Task brief: All the data below goes into the copy word for word, but the pictures don't.

Materials provided:
—————
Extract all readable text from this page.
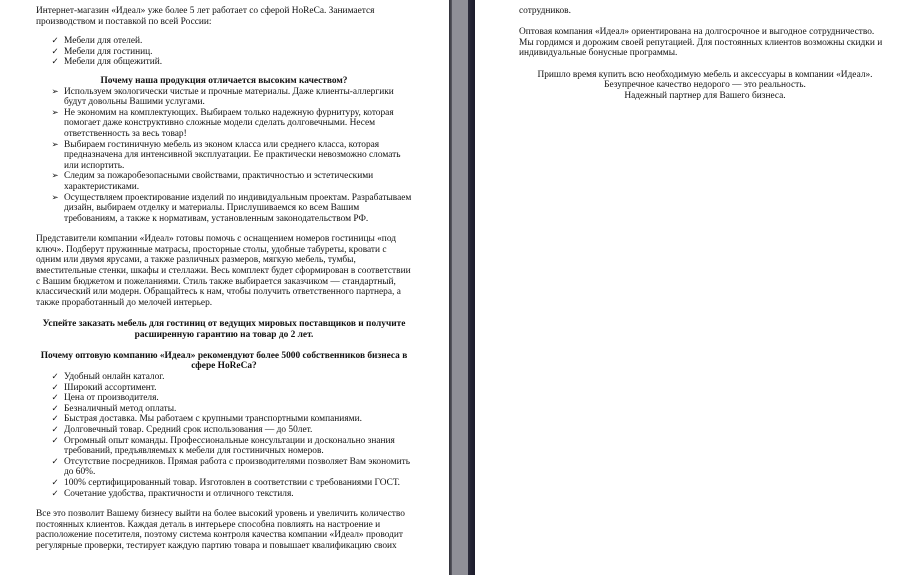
Интернет-магазин «Идеал» уже более 5 лет работает со сферой HoReCa. Занимается производством и поставкой по всей России:

✓ Мебели для отелей.
✓ Мебели для гостиниц.
✓ Мебели для общежитий.

Почему наша продукция отличается высоким качеством?

➢ Используем экологически чистые и прочные материалы. Даже клиенты-аллергики будут довольны Вашими услугами.
➢ Не экономим на комплектующих. Выбираем только надежную фурнитуру, которая помогает даже конструктивно сложные модели сделать долговечными. Несем ответственность за весь товар!
➢ Выбираем гостиничную мебель из эконом класса или среднего класса, которая предназначена для интенсивной эксплуатации. Ее практически невозможно сломать или испортить.
➢ Следим за пожаробезопасными свойствами, практичностью и эстетическими характеристиками.
➢ Осуществляем проектирование изделий по индивидуальным проектам. Разрабатываем дизайн, выбираем отделку и материалы. Прислушиваемся ко всем Вашим требованиям, а также к нормативам, установленным законодательством РФ.

Представители компании «Идеал» готовы помочь с оснащением номеров гостиницы «под ключ». Подберут пружинные матрасы, просторные столы, удобные табуреты, кровати с одним или двумя ярусами, а также различных размеров, мягкую мебель, тумбы, вместительные стенки, шкафы и стеллажи. Весь комплект будет сформирован в соответствии с Вашим бюджетом и пожеланиями. Стиль также выбирается заказчиком — стандартный, классический или модерн. Обращайтесь к нам, чтобы получить ответственного партнера, а также проработанный до мелочей интерьер.

Успейте заказать мебель для гостиниц от ведущих мировых поставщиков и получите расширенную гарантию на товар до 2 лет.

Почему оптовую компанию «Идеал» рекомендуют более 5000 собственников бизнеса в сфере HoReCa?

✓ Удобный онлайн каталог.
✓ Широкий ассортимент.
✓ Цена от производителя.
✓ Безналичный метод оплаты.
✓ Быстрая доставка. Мы работаем с крупными транспортными компаниями.
✓ Долговечный товар. Средний срок использования — до 50лет.
✓ Огромный опыт команды. Профессиональные консультации и досконально знания требований, предъявляемых к мебели для гостиничных номеров.
✓ Отсутствие посредников. Прямая работа с производителями позволяет Вам экономить до 60%.
✓ 100% сертифицированный товар. Изготовлен в соответствии с требованиями ГОСТ.
✓ Сочетание удобства, практичности и отличного текстиля.

Все это позволит Вашему бизнесу выйти на более высокий уровень и увеличить количество постоянных клиентов. Каждая деталь в интерьере способна повлиять на настроение и расположение посетителя, поэтому система контроля качества компании «Идеал» проводит регулярные проверки, тестирует каждую партию товара и повышает квалификацию своих

сотрудников.

Оптовая компания «Идеал» ориентирована на долгосрочное и выгодное сотрудничество. Мы гордимся и дорожим своей репутацией. Для постоянных клиентов возможны скидки и индивидуальные бонусные программы.

Пришло время купить всю необходимую мебель и аксессуары в компании «Идеал».

Безупречное качество недорого — это реальность.

Надежный партнер для Вашего бизнеса.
—————
Solution to this exercise:
Extract all readable text from this page.
Интернет-магазин «Идеал» уже более 5 лет работает со сферой HoReCa. Занимается производством и поставкой по всей России:

✓ Мебели для отелей.
✓ Мебели для гостиниц.
✓ Мебели для общежитий.

Почему наша продукция отличается высоким качеством?

➢ Используем экологически чистые и прочные материалы. Даже клиенты-аллергики будут довольны Вашими услугами.
➢ Не экономим на комплектующих. Выбираем только надежную фурнитуру, которая помогает даже конструктивно сложные модели сделать долговечными. Несем ответственность за весь товар!
➢ Выбираем гостиничную мебель из эконом класса или среднего класса, которая предназначена для интенсивной эксплуатации. Ее практически невозможно сломать или испортить.
➢ Следим за пожаробезопасными свойствами, практичностью и эстетическими характеристиками.
➢ Осуществляем проектирование изделий по индивидуальным проектам. Разрабатываем дизайн, выбираем отделку и материалы. Прислушиваемся ко всем Вашим требованиям, а также к нормативам, установленным законодательством РФ.

Представители компании «Идеал» готовы помочь с оснащением номеров гостиницы «под ключ». Подберут пружинные матрасы, просторные столы, удобные табуреты, кровати с одним или двумя ярусами, а также различных размеров, мягкую мебель, тумбы, вместительные стенки, шкафы и стеллажи. Весь комплект будет сформирован в соответствии с Вашим бюджетом и пожеланиями. Стиль также выбирается заказчиком — стандартный, классический или модерн. Обращайтесь к нам, чтобы получить ответственного партнера, а также проработанный до мелочей интерьер.

Успейте заказать мебель для гостиниц от ведущих мировых поставщиков и получите расширенную гарантию на товар до 2 лет.

Почему оптовую компанию «Идеал» рекомендуют более 5000 собственников бизнеса в сфере HoReCa?

✓ Удобный онлайн каталог.
✓ Широкий ассортимент.
✓ Цена от производителя.
✓ Безналичный метод оплаты.
✓ Быстрая доставка. Мы работаем с крупными транспортными компаниями.
✓ Долговечный товар. Средний срок использования — до 50лет.
✓ Огромный опыт команды. Профессиональные консультации и досконально знания требований, предъявляемых к мебели для гостиничных номеров.
✓ Отсутствие посредников. Прямая работа с производителями позволяет Вам экономить до 60%.
✓ 100% сертифицированный товар. Изготовлен в соответствии с требованиями ГОСТ.
✓ Сочетание удобства, практичности и отличного текстиля.

Все это позволит Вашему бизнесу выйти на более высокий уровень и увеличить количество постоянных клиентов. Каждая деталь в интерьере способна повлиять на настроение и расположение посетителя, поэтому система контроля качества компании «Идеал» проводит регулярные проверки, тестирует каждую партию товара и повышает квалификацию своих

сотрудников.

Оптовая компания «Идеал» ориентирована на долгосрочное и выгодное сотрудничество. Мы гордимся и дорожим своей репутацией. Для постоянных клиентов возможны скидки и индивидуальные бонусные программы.

Пришло время купить всю необходимую мебель и аксессуары в компании «Идеал».

Безупречное качество недорого — это реальность.

Надежный партнер для Вашего бизнеса.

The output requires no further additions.